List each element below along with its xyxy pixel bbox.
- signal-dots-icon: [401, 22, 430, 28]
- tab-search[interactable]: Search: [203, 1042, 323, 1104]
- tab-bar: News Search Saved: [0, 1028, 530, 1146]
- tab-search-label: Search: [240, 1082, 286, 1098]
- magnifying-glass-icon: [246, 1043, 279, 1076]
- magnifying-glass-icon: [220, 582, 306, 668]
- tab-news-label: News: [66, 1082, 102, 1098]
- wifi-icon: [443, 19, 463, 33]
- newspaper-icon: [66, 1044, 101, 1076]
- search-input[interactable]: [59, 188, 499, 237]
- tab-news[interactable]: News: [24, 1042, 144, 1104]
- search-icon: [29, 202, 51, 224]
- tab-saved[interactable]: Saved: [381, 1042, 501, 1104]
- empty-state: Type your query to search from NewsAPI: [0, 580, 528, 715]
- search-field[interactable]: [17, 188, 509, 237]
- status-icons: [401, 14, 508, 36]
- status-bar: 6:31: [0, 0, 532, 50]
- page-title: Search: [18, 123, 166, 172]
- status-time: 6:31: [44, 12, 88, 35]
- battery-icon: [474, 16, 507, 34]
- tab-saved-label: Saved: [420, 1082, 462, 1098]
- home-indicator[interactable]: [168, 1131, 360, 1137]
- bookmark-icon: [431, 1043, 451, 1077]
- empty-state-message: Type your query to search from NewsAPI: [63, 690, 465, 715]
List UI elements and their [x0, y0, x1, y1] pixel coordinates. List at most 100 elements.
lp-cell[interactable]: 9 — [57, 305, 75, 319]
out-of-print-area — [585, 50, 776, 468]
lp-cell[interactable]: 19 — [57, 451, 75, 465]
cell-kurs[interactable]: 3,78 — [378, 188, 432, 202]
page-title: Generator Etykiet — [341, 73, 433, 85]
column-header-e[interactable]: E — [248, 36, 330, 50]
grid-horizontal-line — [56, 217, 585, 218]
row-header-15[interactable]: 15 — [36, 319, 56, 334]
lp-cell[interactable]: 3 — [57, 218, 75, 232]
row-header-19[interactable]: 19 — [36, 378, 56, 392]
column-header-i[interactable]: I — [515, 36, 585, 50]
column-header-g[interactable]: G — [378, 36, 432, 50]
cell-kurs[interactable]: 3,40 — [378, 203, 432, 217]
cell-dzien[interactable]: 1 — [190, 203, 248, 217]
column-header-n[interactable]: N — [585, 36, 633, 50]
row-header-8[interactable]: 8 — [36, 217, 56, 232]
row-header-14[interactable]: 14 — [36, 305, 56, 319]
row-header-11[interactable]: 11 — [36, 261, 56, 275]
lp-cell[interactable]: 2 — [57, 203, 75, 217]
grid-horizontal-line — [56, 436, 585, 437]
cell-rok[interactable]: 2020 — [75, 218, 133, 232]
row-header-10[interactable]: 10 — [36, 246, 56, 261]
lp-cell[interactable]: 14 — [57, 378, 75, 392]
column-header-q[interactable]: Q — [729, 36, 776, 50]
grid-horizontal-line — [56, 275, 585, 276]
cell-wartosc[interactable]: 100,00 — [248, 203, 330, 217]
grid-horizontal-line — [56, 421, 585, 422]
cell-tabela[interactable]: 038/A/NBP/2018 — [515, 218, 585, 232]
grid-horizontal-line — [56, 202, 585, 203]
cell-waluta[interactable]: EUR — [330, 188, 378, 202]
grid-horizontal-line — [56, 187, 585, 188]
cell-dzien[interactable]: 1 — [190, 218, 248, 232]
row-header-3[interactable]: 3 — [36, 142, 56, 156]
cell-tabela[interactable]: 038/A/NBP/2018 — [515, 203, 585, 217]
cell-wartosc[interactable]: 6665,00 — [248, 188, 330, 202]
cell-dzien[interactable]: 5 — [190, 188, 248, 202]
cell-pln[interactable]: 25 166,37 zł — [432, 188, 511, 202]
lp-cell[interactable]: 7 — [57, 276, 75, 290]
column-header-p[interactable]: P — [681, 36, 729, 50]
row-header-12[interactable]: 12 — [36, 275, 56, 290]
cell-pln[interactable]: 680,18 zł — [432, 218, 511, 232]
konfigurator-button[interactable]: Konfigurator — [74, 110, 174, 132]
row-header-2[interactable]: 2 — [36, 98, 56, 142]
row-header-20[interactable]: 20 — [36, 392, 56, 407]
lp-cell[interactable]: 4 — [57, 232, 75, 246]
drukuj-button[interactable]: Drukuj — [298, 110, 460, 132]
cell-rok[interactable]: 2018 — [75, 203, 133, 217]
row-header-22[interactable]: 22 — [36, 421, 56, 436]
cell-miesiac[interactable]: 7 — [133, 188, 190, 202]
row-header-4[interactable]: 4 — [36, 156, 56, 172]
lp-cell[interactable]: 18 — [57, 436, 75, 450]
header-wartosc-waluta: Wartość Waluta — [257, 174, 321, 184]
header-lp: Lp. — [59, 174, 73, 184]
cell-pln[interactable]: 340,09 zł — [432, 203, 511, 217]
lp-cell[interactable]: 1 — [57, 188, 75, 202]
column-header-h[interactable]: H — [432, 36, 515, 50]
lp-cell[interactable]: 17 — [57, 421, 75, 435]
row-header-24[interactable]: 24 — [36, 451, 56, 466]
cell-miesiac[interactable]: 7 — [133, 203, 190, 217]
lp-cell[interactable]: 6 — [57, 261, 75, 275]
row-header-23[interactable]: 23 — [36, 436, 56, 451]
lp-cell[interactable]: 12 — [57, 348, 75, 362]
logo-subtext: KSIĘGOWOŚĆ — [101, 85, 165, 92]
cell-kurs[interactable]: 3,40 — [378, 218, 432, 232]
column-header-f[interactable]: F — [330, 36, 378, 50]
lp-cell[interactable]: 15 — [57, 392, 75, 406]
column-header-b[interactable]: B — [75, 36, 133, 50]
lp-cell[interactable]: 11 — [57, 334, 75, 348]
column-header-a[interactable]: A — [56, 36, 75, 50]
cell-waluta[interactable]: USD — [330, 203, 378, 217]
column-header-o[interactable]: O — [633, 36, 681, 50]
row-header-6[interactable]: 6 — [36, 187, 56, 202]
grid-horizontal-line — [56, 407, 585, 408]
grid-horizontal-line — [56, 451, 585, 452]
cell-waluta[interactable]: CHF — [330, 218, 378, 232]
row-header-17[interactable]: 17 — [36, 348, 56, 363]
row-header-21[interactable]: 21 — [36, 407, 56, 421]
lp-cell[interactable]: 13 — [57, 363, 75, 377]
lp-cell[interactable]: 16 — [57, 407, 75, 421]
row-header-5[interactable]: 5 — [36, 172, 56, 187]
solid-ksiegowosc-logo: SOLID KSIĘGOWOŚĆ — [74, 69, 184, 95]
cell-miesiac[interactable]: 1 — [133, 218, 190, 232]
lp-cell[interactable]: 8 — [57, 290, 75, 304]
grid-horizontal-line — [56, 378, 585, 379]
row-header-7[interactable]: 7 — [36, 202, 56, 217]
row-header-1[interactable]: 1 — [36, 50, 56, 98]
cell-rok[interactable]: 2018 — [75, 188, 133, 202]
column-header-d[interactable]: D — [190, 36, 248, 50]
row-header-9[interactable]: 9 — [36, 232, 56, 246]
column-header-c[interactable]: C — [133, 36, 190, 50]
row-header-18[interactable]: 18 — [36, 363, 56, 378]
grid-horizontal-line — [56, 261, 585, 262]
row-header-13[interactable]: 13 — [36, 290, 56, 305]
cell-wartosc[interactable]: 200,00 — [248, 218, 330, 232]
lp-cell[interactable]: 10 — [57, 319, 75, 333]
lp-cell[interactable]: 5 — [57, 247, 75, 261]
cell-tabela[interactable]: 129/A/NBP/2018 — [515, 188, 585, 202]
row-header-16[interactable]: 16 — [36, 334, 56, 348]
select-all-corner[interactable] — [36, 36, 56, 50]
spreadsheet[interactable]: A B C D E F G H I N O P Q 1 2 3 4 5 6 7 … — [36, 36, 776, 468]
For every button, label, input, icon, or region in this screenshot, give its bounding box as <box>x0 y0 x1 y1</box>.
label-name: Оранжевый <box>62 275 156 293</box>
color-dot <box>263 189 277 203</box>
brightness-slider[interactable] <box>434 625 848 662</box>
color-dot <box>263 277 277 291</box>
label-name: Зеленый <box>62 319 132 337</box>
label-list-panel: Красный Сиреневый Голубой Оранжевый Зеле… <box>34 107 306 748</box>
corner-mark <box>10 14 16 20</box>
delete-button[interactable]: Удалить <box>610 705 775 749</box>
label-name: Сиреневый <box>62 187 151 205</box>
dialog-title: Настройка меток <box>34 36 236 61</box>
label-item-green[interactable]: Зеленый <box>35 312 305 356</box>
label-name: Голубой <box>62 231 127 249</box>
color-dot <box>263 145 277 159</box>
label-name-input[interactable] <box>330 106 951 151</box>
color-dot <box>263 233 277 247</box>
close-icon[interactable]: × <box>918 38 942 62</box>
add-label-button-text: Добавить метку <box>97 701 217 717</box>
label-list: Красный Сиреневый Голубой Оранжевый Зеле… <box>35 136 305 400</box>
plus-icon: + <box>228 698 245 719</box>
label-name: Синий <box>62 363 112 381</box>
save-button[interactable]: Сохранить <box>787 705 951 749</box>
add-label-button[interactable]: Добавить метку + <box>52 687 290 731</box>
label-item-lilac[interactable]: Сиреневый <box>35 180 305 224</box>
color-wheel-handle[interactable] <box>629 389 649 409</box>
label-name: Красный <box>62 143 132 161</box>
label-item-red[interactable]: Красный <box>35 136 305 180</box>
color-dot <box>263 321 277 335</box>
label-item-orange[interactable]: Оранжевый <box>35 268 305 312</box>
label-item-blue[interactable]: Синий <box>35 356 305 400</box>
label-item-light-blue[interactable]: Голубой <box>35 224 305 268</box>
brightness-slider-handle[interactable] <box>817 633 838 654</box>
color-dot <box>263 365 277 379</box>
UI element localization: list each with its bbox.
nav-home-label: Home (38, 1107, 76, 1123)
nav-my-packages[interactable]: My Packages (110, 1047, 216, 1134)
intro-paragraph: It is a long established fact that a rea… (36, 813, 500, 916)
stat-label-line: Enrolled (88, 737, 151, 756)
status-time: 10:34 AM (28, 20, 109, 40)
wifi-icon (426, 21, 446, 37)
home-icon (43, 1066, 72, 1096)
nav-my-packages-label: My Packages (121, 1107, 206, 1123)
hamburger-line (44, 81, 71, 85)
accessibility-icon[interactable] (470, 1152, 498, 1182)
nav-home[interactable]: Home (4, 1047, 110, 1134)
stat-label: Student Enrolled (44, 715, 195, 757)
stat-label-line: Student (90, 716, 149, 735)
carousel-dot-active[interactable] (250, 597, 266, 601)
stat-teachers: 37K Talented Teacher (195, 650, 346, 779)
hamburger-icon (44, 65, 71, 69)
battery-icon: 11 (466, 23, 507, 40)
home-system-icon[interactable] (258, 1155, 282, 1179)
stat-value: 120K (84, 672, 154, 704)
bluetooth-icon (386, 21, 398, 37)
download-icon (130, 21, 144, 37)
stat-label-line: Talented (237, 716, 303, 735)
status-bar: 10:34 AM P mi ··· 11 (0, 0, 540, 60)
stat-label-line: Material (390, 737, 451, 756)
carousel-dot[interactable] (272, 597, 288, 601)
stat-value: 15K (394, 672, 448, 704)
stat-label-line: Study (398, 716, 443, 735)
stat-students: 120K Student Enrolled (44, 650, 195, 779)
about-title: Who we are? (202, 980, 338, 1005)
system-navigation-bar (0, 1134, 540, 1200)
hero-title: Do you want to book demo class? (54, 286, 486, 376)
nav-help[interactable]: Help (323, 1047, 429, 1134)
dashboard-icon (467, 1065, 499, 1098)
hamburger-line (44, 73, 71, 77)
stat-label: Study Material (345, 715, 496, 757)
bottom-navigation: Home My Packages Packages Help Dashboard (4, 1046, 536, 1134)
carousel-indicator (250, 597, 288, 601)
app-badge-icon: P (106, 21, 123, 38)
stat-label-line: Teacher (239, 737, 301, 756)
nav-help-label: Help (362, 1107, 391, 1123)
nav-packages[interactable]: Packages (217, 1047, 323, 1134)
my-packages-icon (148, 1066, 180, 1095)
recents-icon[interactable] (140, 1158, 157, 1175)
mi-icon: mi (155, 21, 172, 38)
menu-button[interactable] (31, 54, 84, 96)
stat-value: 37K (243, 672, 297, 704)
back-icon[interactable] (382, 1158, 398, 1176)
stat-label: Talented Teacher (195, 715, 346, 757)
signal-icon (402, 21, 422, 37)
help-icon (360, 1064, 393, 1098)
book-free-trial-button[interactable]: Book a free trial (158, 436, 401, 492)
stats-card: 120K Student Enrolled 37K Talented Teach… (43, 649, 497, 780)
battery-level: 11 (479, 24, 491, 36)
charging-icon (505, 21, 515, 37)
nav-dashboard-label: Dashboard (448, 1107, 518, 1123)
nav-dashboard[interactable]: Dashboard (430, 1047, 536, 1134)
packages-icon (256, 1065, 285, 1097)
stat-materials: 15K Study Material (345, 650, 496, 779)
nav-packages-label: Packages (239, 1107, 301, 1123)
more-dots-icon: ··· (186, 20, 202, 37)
---
请把材料从第一行起、到包含“cell-kurs[interactable]: 3,40 — [378, 203, 432, 217]”的那一行为止（首尾两行都算在内）的内容改写成编号列表，空行不要列入。

- _完成结果_
1. List each element below along with its xyxy pixel bbox.
2. - signal-dots-icon: [401, 22, 430, 28]
3. - tab-search[interactable]: Search: [203, 1042, 323, 1104]
4. - tab-bar: News Search Saved: [0, 1028, 530, 1146]
5. - tab-search-label: Search: [240, 1082, 286, 1098]
6. - magnifying-glass-icon: [246, 1043, 279, 1076]
7. - magnifying-glass-icon: [220, 582, 306, 668]
8. - tab-news-label: News: [66, 1082, 102, 1098]
9. - wifi-icon: [443, 19, 463, 33]
10. - newspaper-icon: [66, 1044, 101, 1076]
11. - search-input[interactable]: [59, 188, 499, 237]
12. - tab-news[interactable]: News: [24, 1042, 144, 1104]
13. - search-icon: [29, 202, 51, 224]
14. - tab-saved[interactable]: Saved: [381, 1042, 501, 1104]
15. - empty-state: Type your query to search from NewsAPI: [0, 580, 528, 715]
16. - search-field[interactable]: [17, 188, 509, 237]
17. - status-icons: [401, 14, 508, 36]
18. - status-bar: 6:31: [0, 0, 532, 50]
19. - page-title: Search: [18, 123, 166, 172]
20. - status-time: 6:31: [44, 12, 88, 35]
21. - battery-icon: [474, 16, 507, 34]
22. - tab-saved-label: Saved: [420, 1082, 462, 1098]
23. - home-indicator[interactable]: [168, 1131, 360, 1137]
24. - bookmark-icon: [431, 1043, 451, 1077]
25. - empty-state-message: Type your query to search from NewsAPI: [63, 690, 465, 715]
26. List UI elements and their [x0, y0, x1, y1] pixel coordinates. List at most 100 elements.
27. lp-cell[interactable]: 9 — [57, 305, 75, 319]
28. out-of-print-area — [585, 50, 776, 468]
29. lp-cell[interactable]: 19 — [57, 451, 75, 465]
30. cell-kurs[interactable]: 3,78 — [378, 188, 432, 202]
31. page-title: Generator Etykiet — [341, 73, 433, 85]
32. column-header-e[interactable]: E — [248, 36, 330, 50]
33. grid-horizontal-line — [56, 217, 585, 218]
34. row-header-15[interactable]: 15 — [36, 319, 56, 334]
35. lp-cell[interactable]: 3 — [57, 218, 75, 232]
36. row-header-19[interactable]: 19 — [36, 378, 56, 392]
37. column-header-i[interactable]: I — [515, 36, 585, 50]
38. column-header-g[interactable]: G — [378, 36, 432, 50]
39. cell-kurs[interactable]: 3,40 — [378, 203, 432, 217]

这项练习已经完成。